_YOUR TASK_:
In the records below, work out how many lines hold the word "monitoring". Report the number alone.

----- DATA FOR THIS TASK -----

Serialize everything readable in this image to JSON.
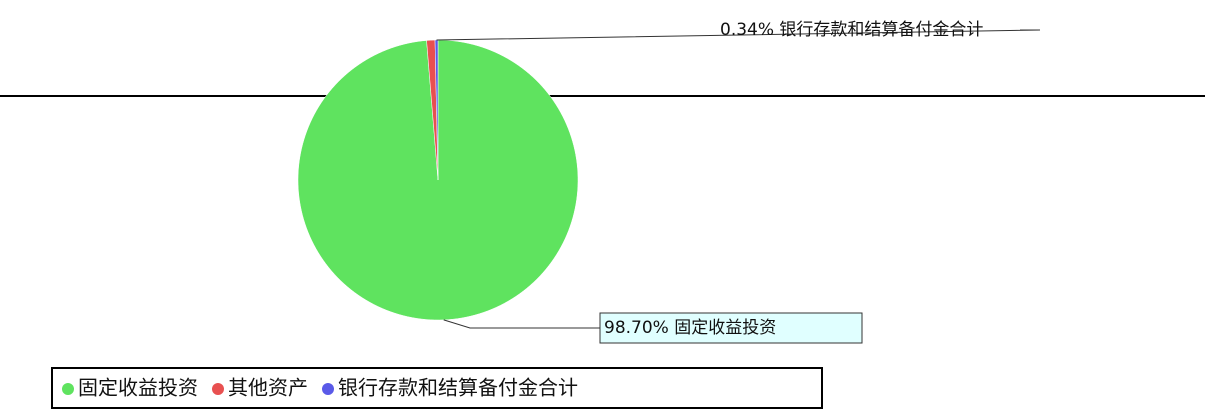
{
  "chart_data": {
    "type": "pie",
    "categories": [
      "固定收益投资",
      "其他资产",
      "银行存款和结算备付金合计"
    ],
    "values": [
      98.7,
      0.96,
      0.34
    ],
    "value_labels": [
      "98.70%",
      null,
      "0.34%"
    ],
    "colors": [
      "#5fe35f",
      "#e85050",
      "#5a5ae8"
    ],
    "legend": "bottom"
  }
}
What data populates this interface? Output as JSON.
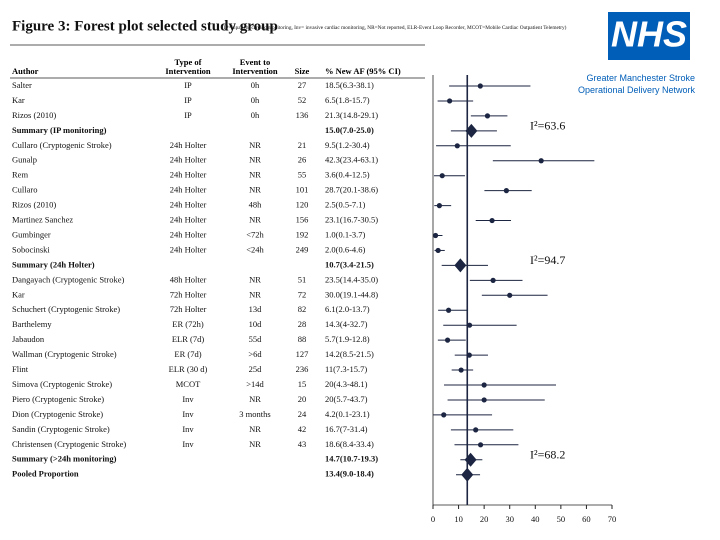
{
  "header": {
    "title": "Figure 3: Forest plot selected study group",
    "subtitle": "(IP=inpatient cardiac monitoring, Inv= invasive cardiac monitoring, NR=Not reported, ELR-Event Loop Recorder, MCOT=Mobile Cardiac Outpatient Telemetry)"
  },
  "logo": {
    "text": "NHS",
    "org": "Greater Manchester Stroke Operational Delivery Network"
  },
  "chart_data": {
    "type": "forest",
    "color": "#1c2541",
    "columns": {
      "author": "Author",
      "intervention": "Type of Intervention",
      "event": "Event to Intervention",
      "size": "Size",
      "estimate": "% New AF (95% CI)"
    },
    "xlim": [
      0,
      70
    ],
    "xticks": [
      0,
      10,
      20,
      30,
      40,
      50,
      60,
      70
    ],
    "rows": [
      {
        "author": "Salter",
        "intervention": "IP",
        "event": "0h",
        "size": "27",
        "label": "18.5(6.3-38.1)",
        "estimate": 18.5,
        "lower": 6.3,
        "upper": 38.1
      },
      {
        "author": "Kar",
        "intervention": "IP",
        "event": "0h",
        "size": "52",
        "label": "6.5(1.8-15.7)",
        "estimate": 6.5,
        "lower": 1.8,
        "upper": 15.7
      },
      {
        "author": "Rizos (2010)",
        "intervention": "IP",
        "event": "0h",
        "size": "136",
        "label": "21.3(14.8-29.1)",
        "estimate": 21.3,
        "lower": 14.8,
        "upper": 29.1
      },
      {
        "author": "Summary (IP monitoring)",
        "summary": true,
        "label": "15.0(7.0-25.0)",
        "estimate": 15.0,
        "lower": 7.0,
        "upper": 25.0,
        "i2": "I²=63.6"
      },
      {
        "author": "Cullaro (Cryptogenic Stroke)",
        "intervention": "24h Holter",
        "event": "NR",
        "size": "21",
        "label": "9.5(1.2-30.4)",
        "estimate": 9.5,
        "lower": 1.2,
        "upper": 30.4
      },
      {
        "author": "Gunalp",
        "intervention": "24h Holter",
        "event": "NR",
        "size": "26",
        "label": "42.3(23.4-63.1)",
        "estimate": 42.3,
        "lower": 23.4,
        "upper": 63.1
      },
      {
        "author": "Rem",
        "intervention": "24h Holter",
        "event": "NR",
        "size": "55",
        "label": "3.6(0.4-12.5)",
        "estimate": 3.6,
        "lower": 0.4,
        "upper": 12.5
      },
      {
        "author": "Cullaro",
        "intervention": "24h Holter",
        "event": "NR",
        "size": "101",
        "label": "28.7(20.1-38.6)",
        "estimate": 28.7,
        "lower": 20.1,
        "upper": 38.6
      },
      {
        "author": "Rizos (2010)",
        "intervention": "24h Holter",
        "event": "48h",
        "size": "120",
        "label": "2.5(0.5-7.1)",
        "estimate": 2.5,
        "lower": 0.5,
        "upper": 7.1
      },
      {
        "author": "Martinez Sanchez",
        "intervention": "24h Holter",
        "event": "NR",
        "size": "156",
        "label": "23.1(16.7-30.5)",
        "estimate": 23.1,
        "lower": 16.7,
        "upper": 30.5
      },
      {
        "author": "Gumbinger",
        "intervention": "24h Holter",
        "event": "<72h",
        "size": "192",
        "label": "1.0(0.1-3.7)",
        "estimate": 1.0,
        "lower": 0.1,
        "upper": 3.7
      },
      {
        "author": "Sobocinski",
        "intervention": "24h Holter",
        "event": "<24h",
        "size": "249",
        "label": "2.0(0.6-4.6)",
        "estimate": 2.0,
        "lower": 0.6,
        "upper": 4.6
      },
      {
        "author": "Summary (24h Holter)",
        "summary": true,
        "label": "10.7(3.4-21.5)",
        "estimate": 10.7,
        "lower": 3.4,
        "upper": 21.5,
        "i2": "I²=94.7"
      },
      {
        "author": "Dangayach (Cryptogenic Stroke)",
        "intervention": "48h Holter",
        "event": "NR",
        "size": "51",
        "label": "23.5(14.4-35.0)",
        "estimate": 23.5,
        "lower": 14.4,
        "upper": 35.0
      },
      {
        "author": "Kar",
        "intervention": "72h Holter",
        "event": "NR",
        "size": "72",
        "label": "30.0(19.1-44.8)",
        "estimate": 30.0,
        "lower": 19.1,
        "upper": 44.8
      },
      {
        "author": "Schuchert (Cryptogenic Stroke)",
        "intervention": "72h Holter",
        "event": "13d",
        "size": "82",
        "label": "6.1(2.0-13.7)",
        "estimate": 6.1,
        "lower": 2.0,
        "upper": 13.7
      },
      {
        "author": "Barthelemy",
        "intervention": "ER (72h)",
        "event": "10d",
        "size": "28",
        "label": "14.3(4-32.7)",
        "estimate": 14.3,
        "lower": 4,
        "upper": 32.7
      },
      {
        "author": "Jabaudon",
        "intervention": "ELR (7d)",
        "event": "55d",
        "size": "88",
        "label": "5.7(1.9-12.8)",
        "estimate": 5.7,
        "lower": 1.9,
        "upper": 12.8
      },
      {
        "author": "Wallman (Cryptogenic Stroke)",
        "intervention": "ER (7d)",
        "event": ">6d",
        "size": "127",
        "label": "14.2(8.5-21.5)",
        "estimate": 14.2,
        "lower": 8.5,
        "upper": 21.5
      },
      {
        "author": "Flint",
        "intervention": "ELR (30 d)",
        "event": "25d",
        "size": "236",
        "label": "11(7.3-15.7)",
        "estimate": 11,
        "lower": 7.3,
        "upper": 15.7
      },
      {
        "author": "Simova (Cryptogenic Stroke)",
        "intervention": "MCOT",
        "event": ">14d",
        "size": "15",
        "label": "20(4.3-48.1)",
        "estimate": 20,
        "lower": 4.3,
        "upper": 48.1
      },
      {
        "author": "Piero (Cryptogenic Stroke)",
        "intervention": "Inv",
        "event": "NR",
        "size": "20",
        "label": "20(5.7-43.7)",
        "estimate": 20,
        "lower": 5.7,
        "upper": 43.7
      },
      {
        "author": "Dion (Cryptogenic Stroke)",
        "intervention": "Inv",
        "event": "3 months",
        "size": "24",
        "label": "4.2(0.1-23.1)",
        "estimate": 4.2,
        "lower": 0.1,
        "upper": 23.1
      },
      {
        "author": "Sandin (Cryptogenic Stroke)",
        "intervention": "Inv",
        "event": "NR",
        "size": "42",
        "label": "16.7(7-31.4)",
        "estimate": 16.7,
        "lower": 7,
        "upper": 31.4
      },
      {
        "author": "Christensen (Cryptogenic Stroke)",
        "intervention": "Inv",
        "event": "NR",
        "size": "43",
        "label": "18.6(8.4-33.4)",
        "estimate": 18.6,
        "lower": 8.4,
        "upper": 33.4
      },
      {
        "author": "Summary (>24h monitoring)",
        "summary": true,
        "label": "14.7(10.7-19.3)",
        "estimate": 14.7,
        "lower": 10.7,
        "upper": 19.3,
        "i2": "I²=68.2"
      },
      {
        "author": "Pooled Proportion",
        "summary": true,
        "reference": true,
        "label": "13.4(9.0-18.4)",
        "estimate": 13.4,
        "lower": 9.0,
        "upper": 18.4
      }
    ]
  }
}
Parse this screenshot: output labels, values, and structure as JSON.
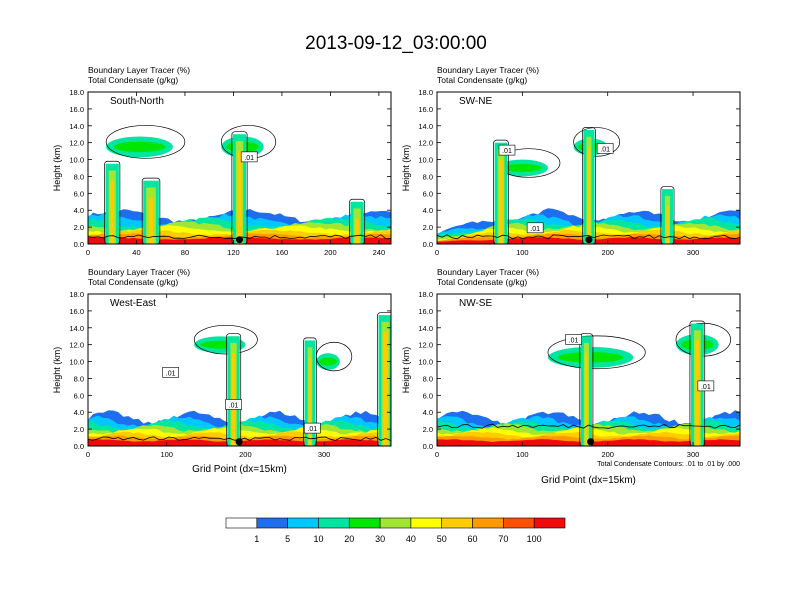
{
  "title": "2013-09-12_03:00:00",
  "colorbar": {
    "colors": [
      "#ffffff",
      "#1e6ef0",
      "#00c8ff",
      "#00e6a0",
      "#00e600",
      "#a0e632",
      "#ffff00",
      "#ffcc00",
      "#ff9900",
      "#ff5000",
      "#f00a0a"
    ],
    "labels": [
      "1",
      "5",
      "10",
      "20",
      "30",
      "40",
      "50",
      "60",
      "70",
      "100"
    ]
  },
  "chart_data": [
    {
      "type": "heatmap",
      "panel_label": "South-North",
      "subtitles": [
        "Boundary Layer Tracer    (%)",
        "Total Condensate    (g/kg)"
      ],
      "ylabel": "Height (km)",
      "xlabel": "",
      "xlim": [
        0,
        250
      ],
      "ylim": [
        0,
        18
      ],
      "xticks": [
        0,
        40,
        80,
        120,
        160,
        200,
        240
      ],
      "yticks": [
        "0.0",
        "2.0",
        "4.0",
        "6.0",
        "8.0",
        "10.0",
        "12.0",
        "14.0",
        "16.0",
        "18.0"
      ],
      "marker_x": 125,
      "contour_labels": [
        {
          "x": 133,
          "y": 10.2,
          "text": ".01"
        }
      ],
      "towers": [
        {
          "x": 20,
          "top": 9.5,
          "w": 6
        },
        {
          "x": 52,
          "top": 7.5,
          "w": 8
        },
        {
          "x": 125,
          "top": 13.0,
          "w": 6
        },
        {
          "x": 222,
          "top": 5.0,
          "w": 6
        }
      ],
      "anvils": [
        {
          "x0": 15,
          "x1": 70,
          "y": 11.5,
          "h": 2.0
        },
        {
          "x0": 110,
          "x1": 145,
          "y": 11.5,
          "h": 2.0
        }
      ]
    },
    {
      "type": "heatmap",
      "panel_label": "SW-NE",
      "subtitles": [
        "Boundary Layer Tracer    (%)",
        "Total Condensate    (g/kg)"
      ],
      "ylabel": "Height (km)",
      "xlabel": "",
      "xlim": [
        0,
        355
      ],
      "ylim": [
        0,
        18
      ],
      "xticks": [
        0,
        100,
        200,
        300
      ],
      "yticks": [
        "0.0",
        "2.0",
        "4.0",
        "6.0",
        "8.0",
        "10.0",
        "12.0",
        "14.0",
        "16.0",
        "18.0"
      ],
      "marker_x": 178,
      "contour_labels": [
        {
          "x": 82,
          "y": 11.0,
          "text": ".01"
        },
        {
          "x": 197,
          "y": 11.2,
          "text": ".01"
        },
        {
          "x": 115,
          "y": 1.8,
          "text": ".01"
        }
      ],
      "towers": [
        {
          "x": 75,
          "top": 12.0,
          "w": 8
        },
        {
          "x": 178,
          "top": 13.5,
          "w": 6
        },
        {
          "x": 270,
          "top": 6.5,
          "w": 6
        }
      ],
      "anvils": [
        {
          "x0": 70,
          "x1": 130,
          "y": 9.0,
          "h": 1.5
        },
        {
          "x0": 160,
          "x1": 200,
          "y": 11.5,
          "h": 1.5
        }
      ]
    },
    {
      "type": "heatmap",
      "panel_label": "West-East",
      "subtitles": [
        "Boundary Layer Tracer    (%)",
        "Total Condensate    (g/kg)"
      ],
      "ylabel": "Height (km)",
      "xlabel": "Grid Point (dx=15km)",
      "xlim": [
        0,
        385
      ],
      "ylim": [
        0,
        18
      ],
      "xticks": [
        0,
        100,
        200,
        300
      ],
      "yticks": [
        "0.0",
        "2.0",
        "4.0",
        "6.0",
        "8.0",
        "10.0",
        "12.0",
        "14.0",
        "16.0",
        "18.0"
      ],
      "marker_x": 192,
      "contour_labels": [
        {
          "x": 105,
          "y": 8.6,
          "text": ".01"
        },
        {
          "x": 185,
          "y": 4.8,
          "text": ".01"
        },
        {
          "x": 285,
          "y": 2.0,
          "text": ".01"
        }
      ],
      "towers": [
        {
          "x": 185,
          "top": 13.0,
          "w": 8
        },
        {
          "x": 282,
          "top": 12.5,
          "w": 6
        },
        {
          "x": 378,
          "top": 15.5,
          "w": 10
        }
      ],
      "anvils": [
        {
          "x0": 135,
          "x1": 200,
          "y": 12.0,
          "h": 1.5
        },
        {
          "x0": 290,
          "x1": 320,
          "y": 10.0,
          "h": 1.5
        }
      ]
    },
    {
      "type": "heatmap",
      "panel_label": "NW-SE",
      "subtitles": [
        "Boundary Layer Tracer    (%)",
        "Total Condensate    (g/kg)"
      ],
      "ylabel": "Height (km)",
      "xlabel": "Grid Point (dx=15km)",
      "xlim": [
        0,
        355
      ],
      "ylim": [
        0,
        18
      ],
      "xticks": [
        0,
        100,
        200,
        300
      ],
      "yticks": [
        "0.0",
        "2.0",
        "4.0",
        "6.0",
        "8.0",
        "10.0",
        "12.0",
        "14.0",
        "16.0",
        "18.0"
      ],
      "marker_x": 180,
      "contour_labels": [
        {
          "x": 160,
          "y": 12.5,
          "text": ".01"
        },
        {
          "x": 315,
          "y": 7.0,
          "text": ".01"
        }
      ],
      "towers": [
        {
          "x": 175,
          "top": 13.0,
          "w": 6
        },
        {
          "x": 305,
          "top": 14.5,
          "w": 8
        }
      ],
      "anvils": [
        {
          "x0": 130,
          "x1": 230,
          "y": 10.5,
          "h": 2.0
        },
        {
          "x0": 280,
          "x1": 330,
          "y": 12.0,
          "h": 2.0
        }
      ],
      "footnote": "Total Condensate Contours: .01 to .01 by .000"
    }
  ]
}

-----

_TASK RESULT_:
3